--- WRITTEN INSTRUCTION ---
Each record that follows should be repeated exactly, minus any images.

-*-

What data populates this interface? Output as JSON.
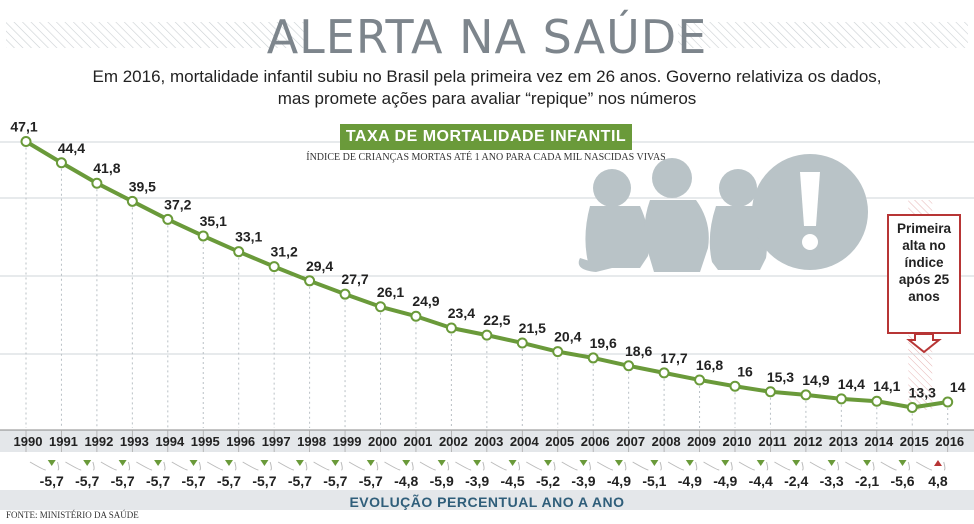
{
  "title": "ALERTA NA SAÚDE",
  "subtitle_lines": [
    "Em 2016, mortalidade infantil subiu no Brasil pela primeira vez em 26 anos. Governo relativiza os dados,",
    "mas promete ações para avaliar “repique” nos números"
  ],
  "banner": "TAXA DE MORTALIDADE INFANTIL",
  "banner_subtitle": "ÍNDICE DE CRIANÇAS MORTAS ATÉ 1 ANO PARA CADA MIL NASCIDAS VIVAS",
  "callout": "Primeira alta no índice após 25 anos",
  "footer_label": "EVOLUÇÃO PERCENTUAL ANO A ANO",
  "source": "FONTE: MINISTÉRIO DA SAÚDE",
  "colors": {
    "line": "#6a9a3a",
    "title": "#7d858c",
    "callout_border": "#b73535",
    "highlight_band": "#f2d6d6",
    "down_triangle": "#6a9a3a",
    "up_triangle": "#b73535",
    "footer_text": "#2f5e7a",
    "illustration": "#b9c3c7"
  },
  "icons": [
    "children-silhouette-icon",
    "exclamation-icon"
  ],
  "chart_data": {
    "type": "line",
    "x": [
      "1990",
      "1991",
      "1992",
      "1993",
      "1994",
      "1995",
      "1996",
      "1997",
      "1998",
      "1999",
      "2000",
      "2001",
      "2002",
      "2003",
      "2004",
      "2005",
      "2006",
      "2007",
      "2008",
      "2009",
      "2010",
      "2011",
      "2012",
      "2013",
      "2014",
      "2015",
      "2016"
    ],
    "values": [
      47.1,
      44.4,
      41.8,
      39.5,
      37.2,
      35.1,
      33.1,
      31.2,
      29.4,
      27.7,
      26.1,
      24.9,
      23.4,
      22.5,
      21.5,
      20.4,
      19.6,
      18.6,
      17.7,
      16.8,
      16,
      15.3,
      14.9,
      14.4,
      14.1,
      13.3,
      14
    ],
    "value_labels": [
      "47,1",
      "44,4",
      "41,8",
      "39,5",
      "37,2",
      "35,1",
      "33,1",
      "31,2",
      "29,4",
      "27,7",
      "26,1",
      "24,9",
      "23,4",
      "22,5",
      "21,5",
      "20,4",
      "19,6",
      "18,6",
      "17,7",
      "16,8",
      "16",
      "15,3",
      "14,9",
      "14,4",
      "14,1",
      "13,3",
      "14"
    ],
    "pct_change": [
      -5.7,
      -5.7,
      -5.7,
      -5.7,
      -5.7,
      -5.7,
      -5.7,
      -5.7,
      -5.7,
      -5.7,
      -4.8,
      -5.9,
      -3.9,
      -4.5,
      -5.2,
      -3.9,
      -4.9,
      -5.1,
      -4.9,
      -4.9,
      -4.4,
      -2.4,
      -3.3,
      -2.1,
      -5.6,
      4.8
    ],
    "pct_labels": [
      "-5,7",
      "-5,7",
      "-5,7",
      "-5,7",
      "-5,7",
      "-5,7",
      "-5,7",
      "-5,7",
      "-5,7",
      "-5,7",
      "-4,8",
      "-5,9",
      "-3,9",
      "-4,5",
      "-5,2",
      "-3,9",
      "-4,9",
      "-5,1",
      "-4,9",
      "-4,9",
      "-4,4",
      "-2,4",
      "-3,3",
      "-2,1",
      "-5,6",
      "4,8"
    ],
    "highlight_range": [
      "2015",
      "2016"
    ],
    "ylim": [
      10,
      50
    ],
    "grid": true
  }
}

-*-

--- TASK ANSWER ---
What data populates this interface? Output as JSON.
{
  "title": "ALERTA NA SAÚDE",
  "subtitle_lines": [
    "Em 2016, mortalidade infantil subiu no Brasil pela primeira vez em 26 anos. Governo relativiza os dados,",
    "mas promete ações para avaliar “repique” nos números"
  ],
  "banner": "TAXA DE MORTALIDADE INFANTIL",
  "banner_subtitle": "ÍNDICE DE CRIANÇAS MORTAS ATÉ 1 ANO PARA CADA MIL NASCIDAS VIVAS",
  "callout": "Primeira alta no índice após 25 anos",
  "footer_label": "EVOLUÇÃO PERCENTUAL ANO A ANO",
  "source": "FONTE: MINISTÉRIO DA SAÚDE",
  "colors": {
    "line": "#6a9a3a",
    "title": "#7d858c",
    "callout_border": "#b73535",
    "highlight_band": "#f2d6d6",
    "down_triangle": "#6a9a3a",
    "up_triangle": "#b73535",
    "footer_text": "#2f5e7a",
    "illustration": "#b9c3c7"
  },
  "icons": [
    "children-silhouette-icon",
    "exclamation-icon"
  ],
  "chart_data": {
    "type": "line",
    "x": [
      "1990",
      "1991",
      "1992",
      "1993",
      "1994",
      "1995",
      "1996",
      "1997",
      "1998",
      "1999",
      "2000",
      "2001",
      "2002",
      "2003",
      "2004",
      "2005",
      "2006",
      "2007",
      "2008",
      "2009",
      "2010",
      "2011",
      "2012",
      "2013",
      "2014",
      "2015",
      "2016"
    ],
    "values": [
      47.1,
      44.4,
      41.8,
      39.5,
      37.2,
      35.1,
      33.1,
      31.2,
      29.4,
      27.7,
      26.1,
      24.9,
      23.4,
      22.5,
      21.5,
      20.4,
      19.6,
      18.6,
      17.7,
      16.8,
      16,
      15.3,
      14.9,
      14.4,
      14.1,
      13.3,
      14
    ],
    "value_labels": [
      "47,1",
      "44,4",
      "41,8",
      "39,5",
      "37,2",
      "35,1",
      "33,1",
      "31,2",
      "29,4",
      "27,7",
      "26,1",
      "24,9",
      "23,4",
      "22,5",
      "21,5",
      "20,4",
      "19,6",
      "18,6",
      "17,7",
      "16,8",
      "16",
      "15,3",
      "14,9",
      "14,4",
      "14,1",
      "13,3",
      "14"
    ],
    "pct_change": [
      -5.7,
      -5.7,
      -5.7,
      -5.7,
      -5.7,
      -5.7,
      -5.7,
      -5.7,
      -5.7,
      -5.7,
      -4.8,
      -5.9,
      -3.9,
      -4.5,
      -5.2,
      -3.9,
      -4.9,
      -5.1,
      -4.9,
      -4.9,
      -4.4,
      -2.4,
      -3.3,
      -2.1,
      -5.6,
      4.8
    ],
    "pct_labels": [
      "-5,7",
      "-5,7",
      "-5,7",
      "-5,7",
      "-5,7",
      "-5,7",
      "-5,7",
      "-5,7",
      "-5,7",
      "-5,7",
      "-4,8",
      "-5,9",
      "-3,9",
      "-4,5",
      "-5,2",
      "-3,9",
      "-4,9",
      "-5,1",
      "-4,9",
      "-4,9",
      "-4,4",
      "-2,4",
      "-3,3",
      "-2,1",
      "-5,6",
      "4,8"
    ],
    "highlight_range": [
      "2015",
      "2016"
    ],
    "ylim": [
      10,
      50
    ],
    "grid": true
  }
}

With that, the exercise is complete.